PROBLEM REQUIREMENTS:
Only the lines from the line containing "What data was" to the end of the entries should be repeated, exactly as they appear.

DATA PROVIDED start

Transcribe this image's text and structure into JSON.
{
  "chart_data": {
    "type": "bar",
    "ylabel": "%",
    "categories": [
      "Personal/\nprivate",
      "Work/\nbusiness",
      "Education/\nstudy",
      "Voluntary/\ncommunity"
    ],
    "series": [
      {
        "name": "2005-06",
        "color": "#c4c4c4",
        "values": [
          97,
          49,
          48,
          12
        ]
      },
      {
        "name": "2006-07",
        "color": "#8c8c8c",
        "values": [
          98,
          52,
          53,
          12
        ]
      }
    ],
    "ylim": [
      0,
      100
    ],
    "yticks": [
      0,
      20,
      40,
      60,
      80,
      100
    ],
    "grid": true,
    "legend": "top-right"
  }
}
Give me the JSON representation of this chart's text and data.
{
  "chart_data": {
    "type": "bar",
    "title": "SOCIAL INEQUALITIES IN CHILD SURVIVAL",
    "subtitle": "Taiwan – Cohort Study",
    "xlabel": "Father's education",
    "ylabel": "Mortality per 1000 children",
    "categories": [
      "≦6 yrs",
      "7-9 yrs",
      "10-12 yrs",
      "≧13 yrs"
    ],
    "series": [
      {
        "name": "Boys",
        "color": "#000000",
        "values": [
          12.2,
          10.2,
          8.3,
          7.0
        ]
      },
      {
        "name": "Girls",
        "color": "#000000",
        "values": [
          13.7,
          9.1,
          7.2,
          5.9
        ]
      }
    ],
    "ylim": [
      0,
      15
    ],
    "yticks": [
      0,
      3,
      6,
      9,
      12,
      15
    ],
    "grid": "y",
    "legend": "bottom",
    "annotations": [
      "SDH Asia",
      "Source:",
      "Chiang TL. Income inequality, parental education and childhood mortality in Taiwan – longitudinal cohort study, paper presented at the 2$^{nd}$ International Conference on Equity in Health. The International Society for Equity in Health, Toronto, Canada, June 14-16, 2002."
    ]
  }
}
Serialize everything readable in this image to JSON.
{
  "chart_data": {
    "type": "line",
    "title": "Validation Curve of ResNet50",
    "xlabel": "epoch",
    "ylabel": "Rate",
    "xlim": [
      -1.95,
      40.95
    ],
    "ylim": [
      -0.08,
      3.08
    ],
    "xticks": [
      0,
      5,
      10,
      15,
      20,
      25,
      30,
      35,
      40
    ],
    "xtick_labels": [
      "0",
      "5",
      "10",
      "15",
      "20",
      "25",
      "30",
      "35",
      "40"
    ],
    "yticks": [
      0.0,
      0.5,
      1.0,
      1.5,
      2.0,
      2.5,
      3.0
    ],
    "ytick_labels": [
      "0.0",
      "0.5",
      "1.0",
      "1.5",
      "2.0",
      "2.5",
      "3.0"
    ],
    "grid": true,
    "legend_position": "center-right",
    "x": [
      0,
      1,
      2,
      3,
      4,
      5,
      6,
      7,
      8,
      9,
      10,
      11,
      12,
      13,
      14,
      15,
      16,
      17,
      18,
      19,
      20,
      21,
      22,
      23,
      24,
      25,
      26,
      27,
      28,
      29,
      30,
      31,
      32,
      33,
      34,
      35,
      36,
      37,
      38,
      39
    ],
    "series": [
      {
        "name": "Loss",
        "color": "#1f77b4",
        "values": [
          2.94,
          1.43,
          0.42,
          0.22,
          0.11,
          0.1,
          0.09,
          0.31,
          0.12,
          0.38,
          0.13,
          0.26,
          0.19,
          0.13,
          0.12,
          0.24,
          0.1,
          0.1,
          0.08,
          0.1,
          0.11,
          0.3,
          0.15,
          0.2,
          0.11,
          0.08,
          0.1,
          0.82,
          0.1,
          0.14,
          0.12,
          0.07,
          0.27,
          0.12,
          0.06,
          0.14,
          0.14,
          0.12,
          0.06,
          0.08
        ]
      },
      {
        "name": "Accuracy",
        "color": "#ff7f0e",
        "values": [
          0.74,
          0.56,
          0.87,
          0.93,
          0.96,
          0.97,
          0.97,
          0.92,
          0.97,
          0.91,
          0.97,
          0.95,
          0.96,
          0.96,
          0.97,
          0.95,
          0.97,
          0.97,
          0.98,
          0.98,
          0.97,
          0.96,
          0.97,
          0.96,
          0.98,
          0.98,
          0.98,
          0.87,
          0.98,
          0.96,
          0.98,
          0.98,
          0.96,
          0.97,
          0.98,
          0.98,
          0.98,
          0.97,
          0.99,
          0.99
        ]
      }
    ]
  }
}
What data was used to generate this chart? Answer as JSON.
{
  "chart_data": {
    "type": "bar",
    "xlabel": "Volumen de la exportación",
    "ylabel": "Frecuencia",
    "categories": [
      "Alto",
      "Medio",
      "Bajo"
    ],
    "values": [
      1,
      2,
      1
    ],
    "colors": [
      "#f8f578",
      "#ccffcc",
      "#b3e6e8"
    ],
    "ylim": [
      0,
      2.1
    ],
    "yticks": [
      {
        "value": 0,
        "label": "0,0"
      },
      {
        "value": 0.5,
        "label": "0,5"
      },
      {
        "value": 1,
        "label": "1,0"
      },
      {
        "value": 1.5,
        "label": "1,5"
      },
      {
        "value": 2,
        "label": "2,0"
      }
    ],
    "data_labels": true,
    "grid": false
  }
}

DATA PROVIDED end

SOLUTION FOR THIS PROBLEM:
What data was used to generate this chart? Answer as JSON.
{
  "chart_data": {
    "type": "bar",
    "xlabel": "Volumen de la exportación",
    "ylabel": "Frecuencia",
    "categories": [
      "Alto",
      "Medio",
      "Bajo"
    ],
    "values": [
      1,
      2,
      1
    ],
    "colors": [
      "#f8f578",
      "#ccffcc",
      "#b3e6e8"
    ],
    "ylim": [
      0,
      2.1
    ],
    "yticks": [
      {
        "value": 0,
        "label": "0,0"
      },
      {
        "value": 0.5,
        "label": "0,5"
      },
      {
        "value": 1,
        "label": "1,0"
      },
      {
        "value": 1.5,
        "label": "1,5"
      },
      {
        "value": 2,
        "label": "2,0"
      }
    ],
    "data_labels": true,
    "grid": false
  }
}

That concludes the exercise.